- [Provided entries]
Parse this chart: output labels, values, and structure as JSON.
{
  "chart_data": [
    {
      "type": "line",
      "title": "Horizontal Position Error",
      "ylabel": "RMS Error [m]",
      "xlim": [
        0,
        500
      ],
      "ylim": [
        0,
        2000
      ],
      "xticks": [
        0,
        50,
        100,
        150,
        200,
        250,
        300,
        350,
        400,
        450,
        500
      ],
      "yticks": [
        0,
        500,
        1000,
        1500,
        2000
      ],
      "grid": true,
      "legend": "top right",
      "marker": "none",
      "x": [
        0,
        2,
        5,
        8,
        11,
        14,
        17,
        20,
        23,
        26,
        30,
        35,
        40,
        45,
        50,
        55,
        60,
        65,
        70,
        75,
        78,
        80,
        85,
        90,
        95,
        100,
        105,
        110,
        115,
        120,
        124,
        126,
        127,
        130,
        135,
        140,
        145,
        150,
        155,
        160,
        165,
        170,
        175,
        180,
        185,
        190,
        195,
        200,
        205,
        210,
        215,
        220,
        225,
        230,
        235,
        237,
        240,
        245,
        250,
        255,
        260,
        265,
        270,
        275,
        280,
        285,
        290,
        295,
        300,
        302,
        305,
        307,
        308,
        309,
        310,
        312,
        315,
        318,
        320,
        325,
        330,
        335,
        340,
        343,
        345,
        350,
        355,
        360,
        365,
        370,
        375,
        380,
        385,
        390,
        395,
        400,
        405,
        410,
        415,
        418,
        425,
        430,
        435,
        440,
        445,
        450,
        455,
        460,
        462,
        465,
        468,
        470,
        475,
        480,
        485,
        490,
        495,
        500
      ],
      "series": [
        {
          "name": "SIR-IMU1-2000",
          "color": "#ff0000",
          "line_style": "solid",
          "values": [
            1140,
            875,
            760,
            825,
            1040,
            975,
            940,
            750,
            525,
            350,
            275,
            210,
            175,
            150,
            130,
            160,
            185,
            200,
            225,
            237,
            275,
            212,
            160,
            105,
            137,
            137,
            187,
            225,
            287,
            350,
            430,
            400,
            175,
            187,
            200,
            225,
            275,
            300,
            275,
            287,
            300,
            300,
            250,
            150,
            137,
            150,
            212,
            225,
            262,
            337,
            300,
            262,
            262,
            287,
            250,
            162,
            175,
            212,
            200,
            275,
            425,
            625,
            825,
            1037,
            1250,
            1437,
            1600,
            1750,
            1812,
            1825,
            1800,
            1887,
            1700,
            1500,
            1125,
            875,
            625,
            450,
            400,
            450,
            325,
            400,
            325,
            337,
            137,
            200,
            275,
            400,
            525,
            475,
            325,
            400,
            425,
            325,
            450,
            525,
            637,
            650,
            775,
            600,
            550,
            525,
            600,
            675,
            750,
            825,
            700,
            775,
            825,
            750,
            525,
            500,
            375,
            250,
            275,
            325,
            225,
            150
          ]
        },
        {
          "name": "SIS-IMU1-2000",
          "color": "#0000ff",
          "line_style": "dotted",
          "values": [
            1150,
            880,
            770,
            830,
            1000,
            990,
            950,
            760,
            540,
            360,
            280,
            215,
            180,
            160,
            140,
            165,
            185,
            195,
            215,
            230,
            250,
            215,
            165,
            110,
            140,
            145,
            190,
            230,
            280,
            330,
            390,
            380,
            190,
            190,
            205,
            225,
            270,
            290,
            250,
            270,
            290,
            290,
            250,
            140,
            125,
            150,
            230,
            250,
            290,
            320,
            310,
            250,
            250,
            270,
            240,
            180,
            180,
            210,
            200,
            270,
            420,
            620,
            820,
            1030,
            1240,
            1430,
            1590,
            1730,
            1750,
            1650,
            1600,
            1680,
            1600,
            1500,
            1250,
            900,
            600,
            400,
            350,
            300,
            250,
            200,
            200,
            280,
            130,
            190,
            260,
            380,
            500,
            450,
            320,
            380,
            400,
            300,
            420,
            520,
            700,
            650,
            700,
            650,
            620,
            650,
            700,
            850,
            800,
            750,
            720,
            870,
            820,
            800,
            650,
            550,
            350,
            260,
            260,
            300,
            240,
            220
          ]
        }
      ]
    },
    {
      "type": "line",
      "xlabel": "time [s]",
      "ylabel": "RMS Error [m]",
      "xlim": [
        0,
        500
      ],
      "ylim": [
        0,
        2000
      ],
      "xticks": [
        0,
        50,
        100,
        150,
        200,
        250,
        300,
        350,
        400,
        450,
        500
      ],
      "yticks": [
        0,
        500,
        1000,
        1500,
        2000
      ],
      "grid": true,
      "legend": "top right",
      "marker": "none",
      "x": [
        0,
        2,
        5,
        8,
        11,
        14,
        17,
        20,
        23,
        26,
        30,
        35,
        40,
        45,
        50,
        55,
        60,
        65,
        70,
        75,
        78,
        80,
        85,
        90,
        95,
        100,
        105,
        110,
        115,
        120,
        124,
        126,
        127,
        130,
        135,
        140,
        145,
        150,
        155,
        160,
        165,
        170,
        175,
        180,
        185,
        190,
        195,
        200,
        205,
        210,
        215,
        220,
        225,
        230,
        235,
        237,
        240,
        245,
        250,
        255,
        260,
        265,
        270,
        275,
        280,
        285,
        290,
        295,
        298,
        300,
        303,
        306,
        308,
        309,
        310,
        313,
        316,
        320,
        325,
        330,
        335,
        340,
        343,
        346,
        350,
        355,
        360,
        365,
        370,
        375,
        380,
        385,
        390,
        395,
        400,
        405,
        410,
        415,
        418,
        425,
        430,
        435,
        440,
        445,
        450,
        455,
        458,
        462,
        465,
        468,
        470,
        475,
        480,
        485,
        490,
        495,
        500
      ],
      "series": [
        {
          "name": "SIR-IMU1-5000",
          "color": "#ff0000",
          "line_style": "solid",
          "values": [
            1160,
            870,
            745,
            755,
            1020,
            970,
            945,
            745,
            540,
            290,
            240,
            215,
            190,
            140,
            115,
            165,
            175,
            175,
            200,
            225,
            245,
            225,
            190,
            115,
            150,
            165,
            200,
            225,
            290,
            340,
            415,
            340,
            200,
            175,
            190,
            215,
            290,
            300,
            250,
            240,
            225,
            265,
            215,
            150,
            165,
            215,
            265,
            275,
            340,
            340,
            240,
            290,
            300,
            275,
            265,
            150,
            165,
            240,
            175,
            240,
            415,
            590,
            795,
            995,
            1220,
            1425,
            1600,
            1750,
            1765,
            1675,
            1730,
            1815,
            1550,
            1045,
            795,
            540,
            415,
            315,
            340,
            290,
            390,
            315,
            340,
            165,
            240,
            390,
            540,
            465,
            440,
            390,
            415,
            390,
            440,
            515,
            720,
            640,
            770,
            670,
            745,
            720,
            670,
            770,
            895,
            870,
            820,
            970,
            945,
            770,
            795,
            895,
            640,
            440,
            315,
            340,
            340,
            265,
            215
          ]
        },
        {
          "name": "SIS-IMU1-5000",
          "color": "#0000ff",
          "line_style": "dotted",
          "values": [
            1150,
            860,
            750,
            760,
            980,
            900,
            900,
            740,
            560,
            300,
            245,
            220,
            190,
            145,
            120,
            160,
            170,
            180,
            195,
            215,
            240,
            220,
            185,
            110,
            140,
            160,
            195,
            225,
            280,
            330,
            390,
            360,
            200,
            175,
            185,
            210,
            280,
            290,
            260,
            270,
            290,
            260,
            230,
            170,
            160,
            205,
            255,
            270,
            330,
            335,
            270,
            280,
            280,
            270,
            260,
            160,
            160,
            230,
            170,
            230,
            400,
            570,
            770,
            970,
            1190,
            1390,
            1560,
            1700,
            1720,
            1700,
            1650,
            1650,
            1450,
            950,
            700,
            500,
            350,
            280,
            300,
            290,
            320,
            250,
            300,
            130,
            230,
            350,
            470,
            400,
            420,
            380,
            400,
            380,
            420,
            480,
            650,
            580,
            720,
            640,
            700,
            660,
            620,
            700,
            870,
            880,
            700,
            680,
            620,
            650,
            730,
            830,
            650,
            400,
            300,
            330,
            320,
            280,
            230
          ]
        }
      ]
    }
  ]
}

- [Task to complete]
Copy out every line holding the string "name".

- [Response to this task]
          "name": "SIR-IMU1-2000",
          "name": "SIS-IMU1-2000",
          "name": "SIR-IMU1-5000",
          "name": "SIS-IMU1-5000",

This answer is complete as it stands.